* What this task involves
Leave out the pictures and repeat every record exactly.

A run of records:
......
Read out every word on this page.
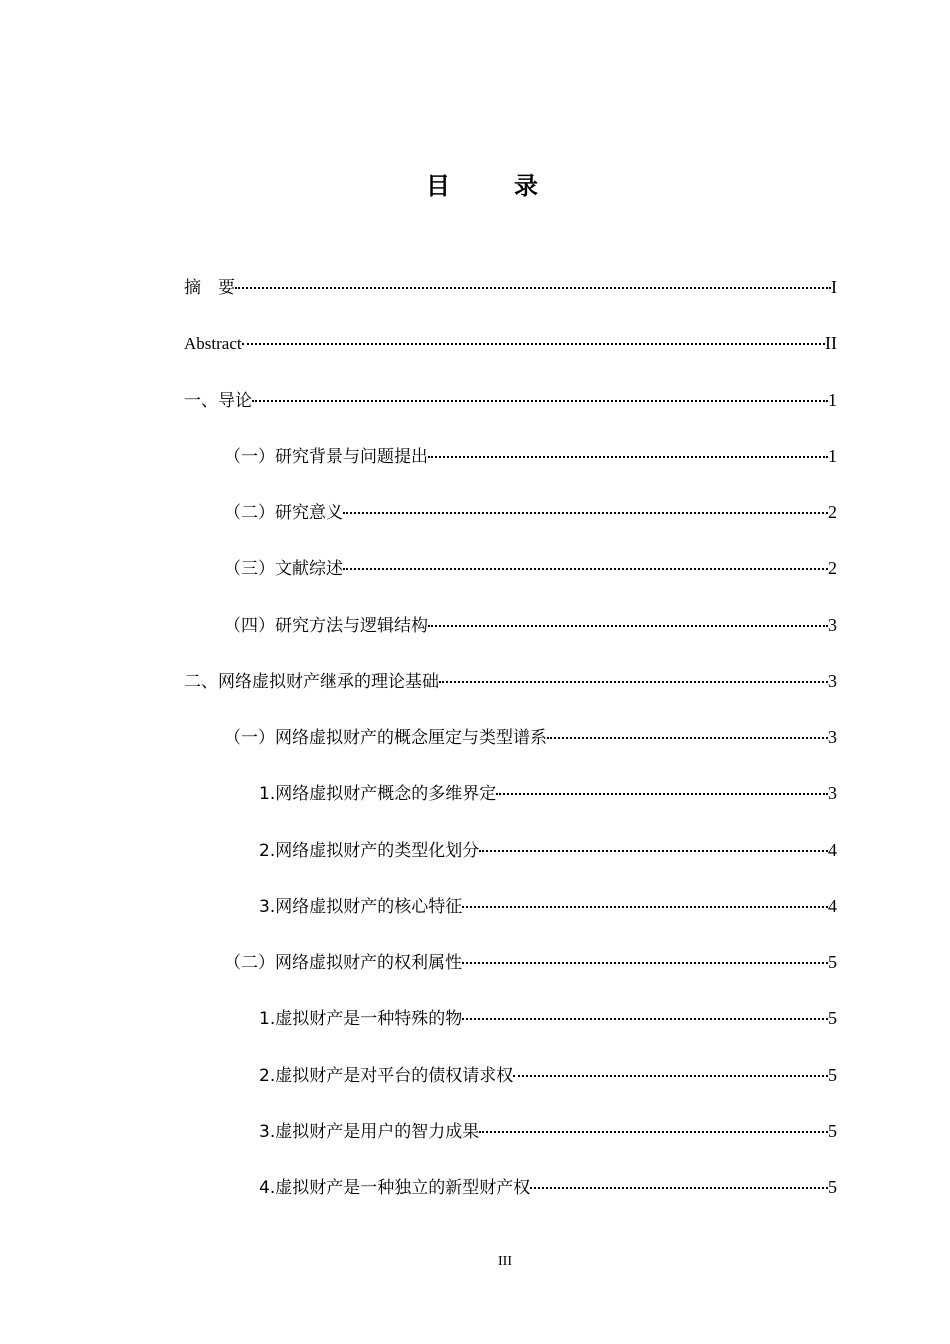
目　录
摘　要	I
Abstract	II
一、导论	1
（一）研究背景与问题提出	1
（二）研究意义	2
（三）文献综述	2
（四）研究方法与逻辑结构	3
二、网络虚拟财产继承的理论基础	3
（一）网络虚拟财产的概念厘定与类型谱系	3
1.网络虚拟财产概念的多维界定	3
2.网络虚拟财产的类型化划分	4
3.网络虚拟财产的核心特征	4
（二）网络虚拟财产的权利属性	5
1.虚拟财产是一种特殊的物	5
2.虚拟财产是对平台的债权请求权	5
3.虚拟财产是用户的智力成果	5
4.虚拟财产是一种独立的新型财产权	5
III
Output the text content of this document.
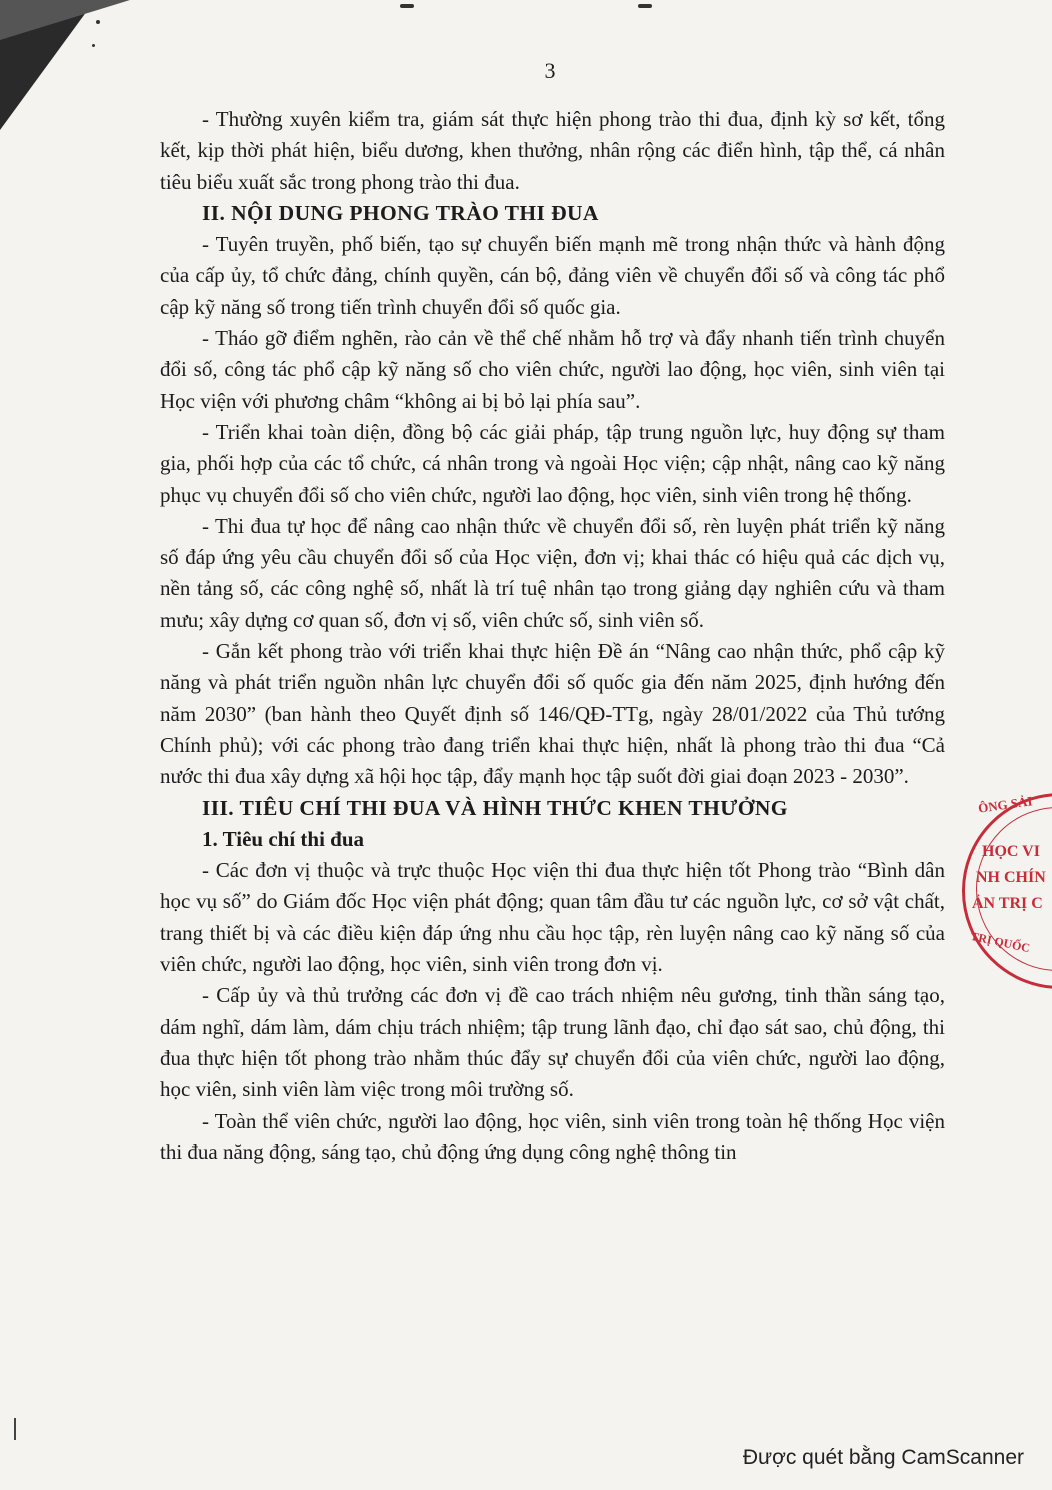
3

- Thường xuyên kiểm tra, giám sát thực hiện phong trào thi đua, định kỳ sơ kết, tổng kết, kịp thời phát hiện, biểu dương, khen thưởng, nhân rộng các điển hình, tập thể, cá nhân tiêu biểu xuất sắc trong phong trào thi đua.

II. NỘI DUNG PHONG TRÀO THI ĐUA

- Tuyên truyền, phố biến, tạo sự chuyển biến mạnh mẽ trong nhận thức và hành động của cấp ủy, tổ chức đảng, chính quyền, cán bộ, đảng viên về chuyển đổi số và công tác phổ cập kỹ năng số trong tiến trình chuyển đổi số quốc gia.

- Tháo gỡ điểm nghẽn, rào cản về thể chế nhằm hỗ trợ và đẩy nhanh tiến trình chuyển đổi số, công tác phổ cập kỹ năng số cho viên chức, người lao động, học viên, sinh viên tại Học viện với phương châm “không ai bị bỏ lại phía sau”.

- Triển khai toàn diện, đồng bộ các giải pháp, tập trung nguồn lực, huy động sự tham gia, phối hợp của các tổ chức, cá nhân trong và ngoài Học viện; cập nhật, nâng cao kỹ năng phục vụ chuyển đổi số cho viên chức, người lao động, học viên, sinh viên trong hệ thống.

- Thi đua tự học để nâng cao nhận thức về chuyển đổi số, rèn luyện phát triển kỹ năng số đáp ứng yêu cầu chuyển đổi số của Học viện, đơn vị; khai thác có hiệu quả các dịch vụ, nền tảng số, các công nghệ số, nhất là trí tuệ nhân tạo trong giảng dạy nghiên cứu và tham mưu; xây dựng cơ quan số, đơn vị số, viên chức số, sinh viên số.

- Gắn kết phong trào với triển khai thực hiện Đề án “Nâng cao nhận thức, phổ cập kỹ năng và phát triển nguồn nhân lực chuyển đổi số quốc gia đến năm 2025, định hướng đến năm 2030” (ban hành theo Quyết định số 146/QĐ-TTg, ngày 28/01/2022 của Thủ tướng Chính phủ); với các phong trào đang triển khai thực hiện, nhất là phong trào thi đua “Cả nước thi đua xây dựng xã hội học tập, đẩy mạnh học tập suốt đời giai đoạn 2023 - 2030”.

III. TIÊU CHÍ THI ĐUA VÀ HÌNH THỨC KHEN THƯỞNG
1. Tiêu chí thi đua

- Các đơn vị thuộc và trực thuộc Học viện thi đua thực hiện tốt Phong trào “Bình dân học vụ số” do Giám đốc Học viện phát động; quan tâm đầu tư các nguồn lực, cơ sở vật chất, trang thiết bị và các điều kiện đáp ứng nhu cầu học tập, rèn luyện nâng cao kỹ năng số của viên chức, người lao động, học viên, sinh viên trong đơn vị.

- Cấp ủy và thủ trưởng các đơn vị đề cao trách nhiệm nêu gương, tinh thần sáng tạo, dám nghĩ, dám làm, dám chịu trách nhiệm; tập trung lãnh đạo, chỉ đạo sát sao, chủ động, thi đua thực hiện tốt phong trào nhằm thúc đẩy sự chuyển đổi của viên chức, người lao động, học viên, sinh viên làm việc trong môi trường số.

- Toàn thể viên chức, người lao động, học viên, sinh viên trong toàn hệ thống Học viện thi đua năng động, sáng tạo, chủ động ứng dụng công nghệ thông tin

ÔNG SẢI
HỌC VI
NH CHÍN
ẢN TRỊ C
TRỊ QUỐC
Được quét bằng CamScanner
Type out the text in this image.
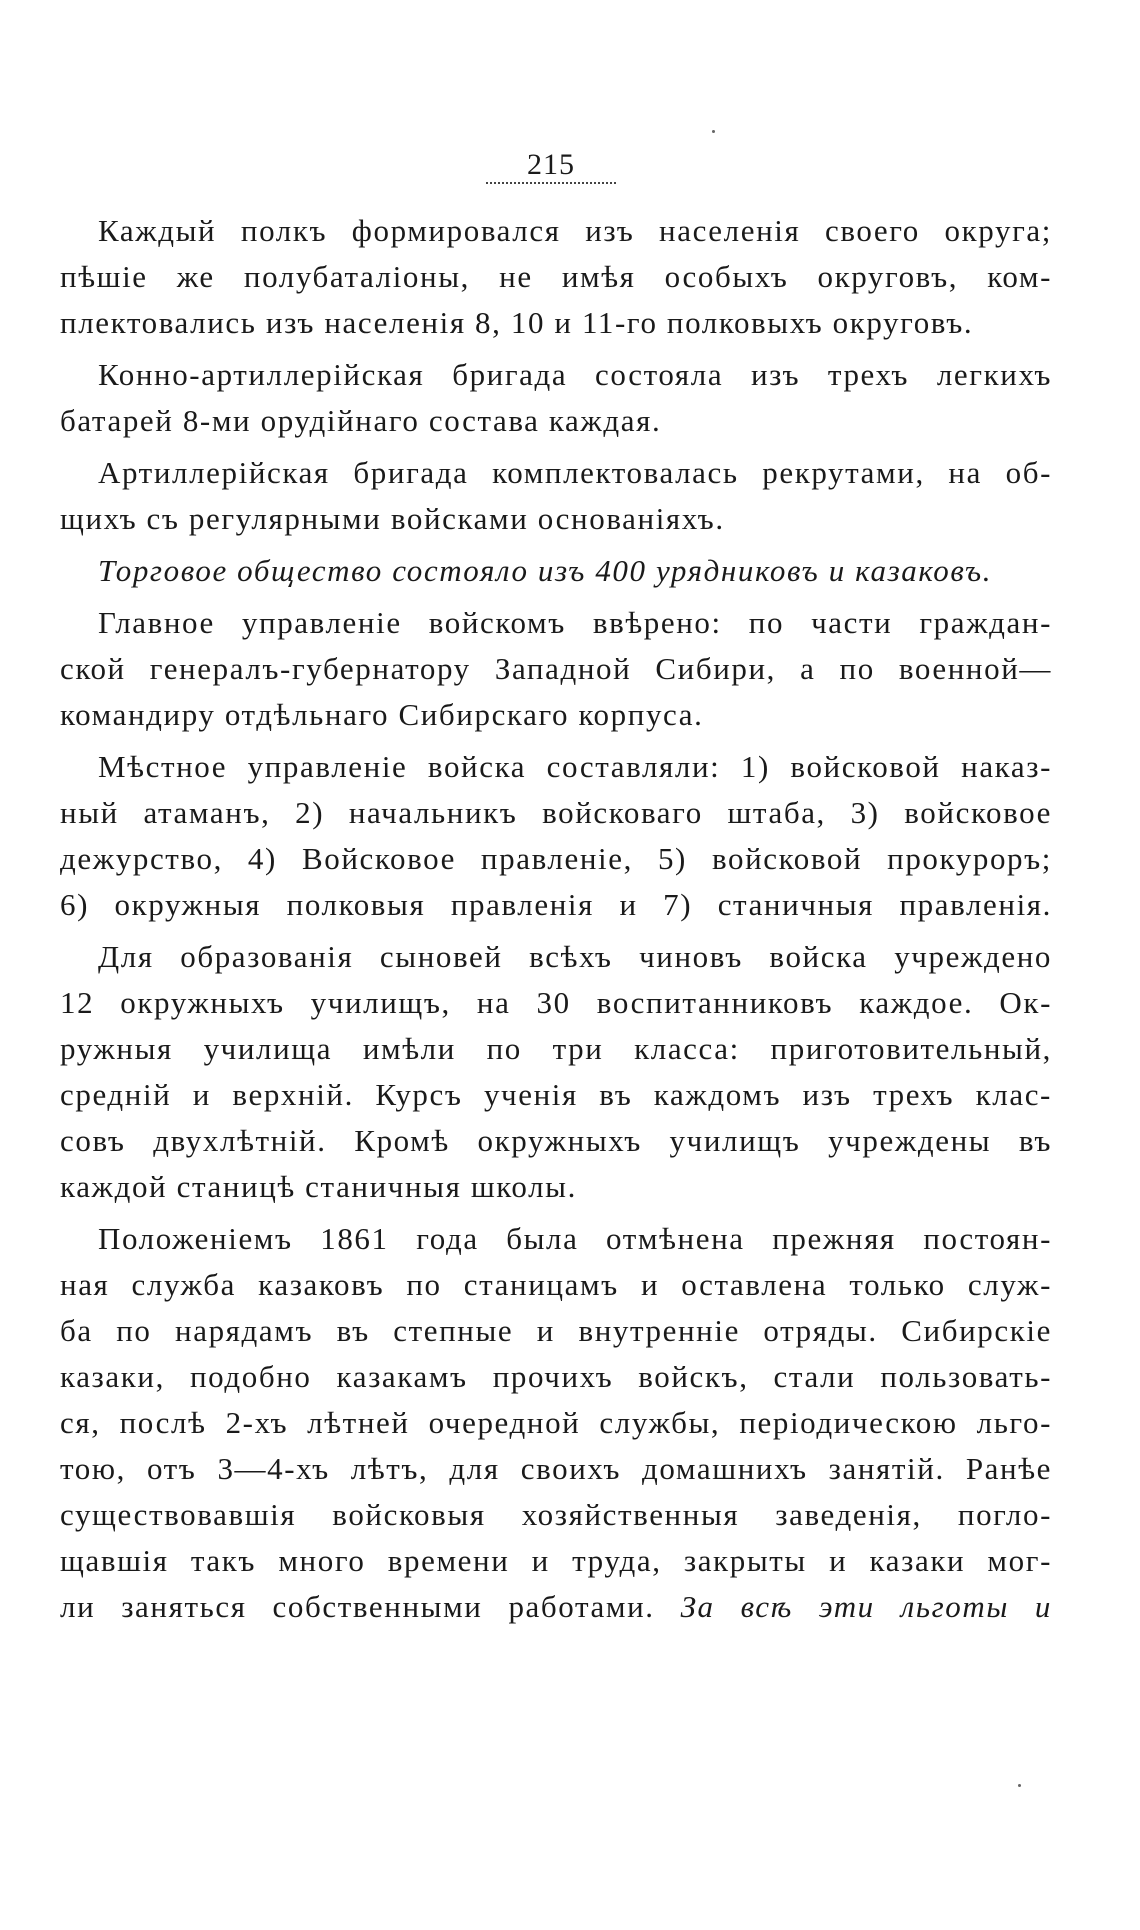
215
Каждый полкъ формировался изъ населенія своего округа;
пѣшіе же полубаталіоны, не имѣя особыхъ округовъ, ком-
плектовались изъ населенія 8, 10 и 11-го полковыхъ округовъ.
Конно-артиллерійская бригада состояла изъ трехъ легкихъ
батарей 8-ми орудійнаго состава каждая.
Артиллерійская бригада комплектовалась рекрутами, на об-
щихъ съ регулярными войсками основаніяхъ.
Торговое общество состояло изъ 400 урядниковъ и казаковъ.
Главное управленіе войскомъ ввѣрено: по части граждан-
ской генералъ-губернатору Западной Сибири, а по военной—
командиру отдѣльнаго Сибирскаго корпуса.
Мѣстное управленіе войска составляли: 1) войсковой наказ-
ный атаманъ, 2) начальникъ войсковаго штаба, 3) войсковое
дежурство, 4) Войсковое правленіе, 5) войсковой прокуроръ;
6) окружныя полковыя правленія и 7) станичныя правленія.
Для образованія сыновей всѣхъ чиновъ войска учреждено
12 окружныхъ училищъ, на 30 воспитанниковъ каждое. Ок-
ружныя училища имѣли по три класса: приготовительный,
среднiй и верхнiй. Курсъ ученія въ каждомъ изъ трехъ клас-
совъ двухлѣтній. Кромѣ окружныхъ училищъ учреждены въ
каждой станицѣ станичныя школы.
Положеніемъ 1861 года была отмѣнена прежняя постоян-
ная служба казаковъ по станицамъ и оставлена только служ-
ба по нарядамъ въ степные и внутренніе отряды. Сибирскіе
казаки, подобно казакамъ прочихъ войскъ, стали пользовать-
ся, послѣ 2-хъ лѣтней очередной службы, періодическою льго-
тою, отъ 3—4-хъ лѣтъ, для своихъ домашнихъ занятій. Ранѣе
существовавшія войсковыя хозяйственныя заведенія, погло-
щавшія такъ много времени и труда, закрыты и казаки мог-
ли заняться собственными работами. За всѣ эти льготы и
......
* Exercise answer
Read out every word on this page.
目　录
摘　要	I
Abstract	II
一、导论	1
（一）研究背景与问题提出	1
（二）研究意义	2
（三）文献综述	2
（四）研究方法与逻辑结构	3
二、网络虚拟财产继承的理论基础	3
（一）网络虚拟财产的概念厘定与类型谱系	3
1.网络虚拟财产概念的多维界定	3
2.网络虚拟财产的类型化划分	4
3.网络虚拟财产的核心特征	4
（二）网络虚拟财产的权利属性	5
1.虚拟财产是一种特殊的物	5
2.虚拟财产是对平台的债权请求权	5
3.虚拟财产是用户的智力成果	5
4.虚拟财产是一种独立的新型财产权	5
III
Output the text content of this document.
3

- Thường xuyên kiểm tra, giám sát thực hiện phong trào thi đua, định kỳ sơ kết, tổng kết, kịp thời phát hiện, biểu dương, khen thưởng, nhân rộng các điển hình, tập thể, cá nhân tiêu biểu xuất sắc trong phong trào thi đua.

II. NỘI DUNG PHONG TRÀO THI ĐUA

- Tuyên truyền, phố biến, tạo sự chuyển biến mạnh mẽ trong nhận thức và hành động của cấp ủy, tổ chức đảng, chính quyền, cán bộ, đảng viên về chuyển đổi số và công tác phổ cập kỹ năng số trong tiến trình chuyển đổi số quốc gia.

- Tháo gỡ điểm nghẽn, rào cản về thể chế nhằm hỗ trợ và đẩy nhanh tiến trình chuyển đổi số, công tác phổ cập kỹ năng số cho viên chức, người lao động, học viên, sinh viên tại Học viện với phương châm “không ai bị bỏ lại phía sau”.

- Triển khai toàn diện, đồng bộ các giải pháp, tập trung nguồn lực, huy động sự tham gia, phối hợp của các tổ chức, cá nhân trong và ngoài Học viện; cập nhật, nâng cao kỹ năng phục vụ chuyển đổi số cho viên chức, người lao động, học viên, sinh viên trong hệ thống.

- Thi đua tự học để nâng cao nhận thức về chuyển đổi số, rèn luyện phát triển kỹ năng số đáp ứng yêu cầu chuyển đổi số của Học viện, đơn vị; khai thác có hiệu quả các dịch vụ, nền tảng số, các công nghệ số, nhất là trí tuệ nhân tạo trong giảng dạy nghiên cứu và tham mưu; xây dựng cơ quan số, đơn vị số, viên chức số, sinh viên số.

- Gắn kết phong trào với triển khai thực hiện Đề án “Nâng cao nhận thức, phổ cập kỹ năng và phát triển nguồn nhân lực chuyển đổi số quốc gia đến năm 2025, định hướng đến năm 2030” (ban hành theo Quyết định số 146/QĐ-TTg, ngày 28/01/2022 của Thủ tướng Chính phủ); với các phong trào đang triển khai thực hiện, nhất là phong trào thi đua “Cả nước thi đua xây dựng xã hội học tập, đẩy mạnh học tập suốt đời giai đoạn 2023 - 2030”.

III. TIÊU CHÍ THI ĐUA VÀ HÌNH THỨC KHEN THƯỞNG
1. Tiêu chí thi đua

- Các đơn vị thuộc và trực thuộc Học viện thi đua thực hiện tốt Phong trào “Bình dân học vụ số” do Giám đốc Học viện phát động; quan tâm đầu tư các nguồn lực, cơ sở vật chất, trang thiết bị và các điều kiện đáp ứng nhu cầu học tập, rèn luyện nâng cao kỹ năng số của viên chức, người lao động, học viên, sinh viên trong đơn vị.

- Cấp ủy và thủ trưởng các đơn vị đề cao trách nhiệm nêu gương, tinh thần sáng tạo, dám nghĩ, dám làm, dám chịu trách nhiệm; tập trung lãnh đạo, chỉ đạo sát sao, chủ động, thi đua thực hiện tốt phong trào nhằm thúc đẩy sự chuyển đổi của viên chức, người lao động, học viên, sinh viên làm việc trong môi trường số.

- Toàn thể viên chức, người lao động, học viên, sinh viên trong toàn hệ thống Học viện thi đua năng động, sáng tạo, chủ động ứng dụng công nghệ thông tin

ÔNG SẢI
HỌC VI
NH CHÍN
ẢN TRỊ C
TRỊ QUỐC
Được quét bằng CamScanner
Type out the text in this image.
215
Каждый полкъ формировался изъ населенія своего округа;
пѣшіе же полубаталіоны, не имѣя особыхъ округовъ, ком-
плектовались изъ населенія 8, 10 и 11-го полковыхъ округовъ.
Конно-артиллерійская бригада состояла изъ трехъ легкихъ
батарей 8-ми орудійнаго состава каждая.
Артиллерійская бригада комплектовалась рекрутами, на об-
щихъ съ регулярными войсками основаніяхъ.
Торговое общество состояло изъ 400 урядниковъ и казаковъ.
Главное управленіе войскомъ ввѣрено: по части граждан-
ской генералъ-губернатору Западной Сибири, а по военной—
командиру отдѣльнаго Сибирскаго корпуса.
Мѣстное управленіе войска составляли: 1) войсковой наказ-
ный атаманъ, 2) начальникъ войсковаго штаба, 3) войсковое
дежурство, 4) Войсковое правленіе, 5) войсковой прокуроръ;
6) окружныя полковыя правленія и 7) станичныя правленія.
Для образованія сыновей всѣхъ чиновъ войска учреждено
12 окружныхъ училищъ, на 30 воспитанниковъ каждое. Ок-
ружныя училища имѣли по три класса: приготовительный,
среднiй и верхнiй. Курсъ ученія въ каждомъ изъ трехъ клас-
совъ двухлѣтній. Кромѣ окружныхъ училищъ учреждены въ
каждой станицѣ станичныя школы.
Положеніемъ 1861 года была отмѣнена прежняя постоян-
ная служба казаковъ по станицамъ и оставлена только служ-
ба по нарядамъ въ степные и внутренніе отряды. Сибирскіе
казаки, подобно казакамъ прочихъ войскъ, стали пользовать-
ся, послѣ 2-хъ лѣтней очередной службы, періодическою льго-
тою, отъ 3—4-хъ лѣтъ, для своихъ домашнихъ занятій. Ранѣе
существовавшія войсковыя хозяйственныя заведенія, погло-
щавшія такъ много времени и труда, закрыты и казаки мог-
ли заняться собственными работами. За всѣ эти льготы и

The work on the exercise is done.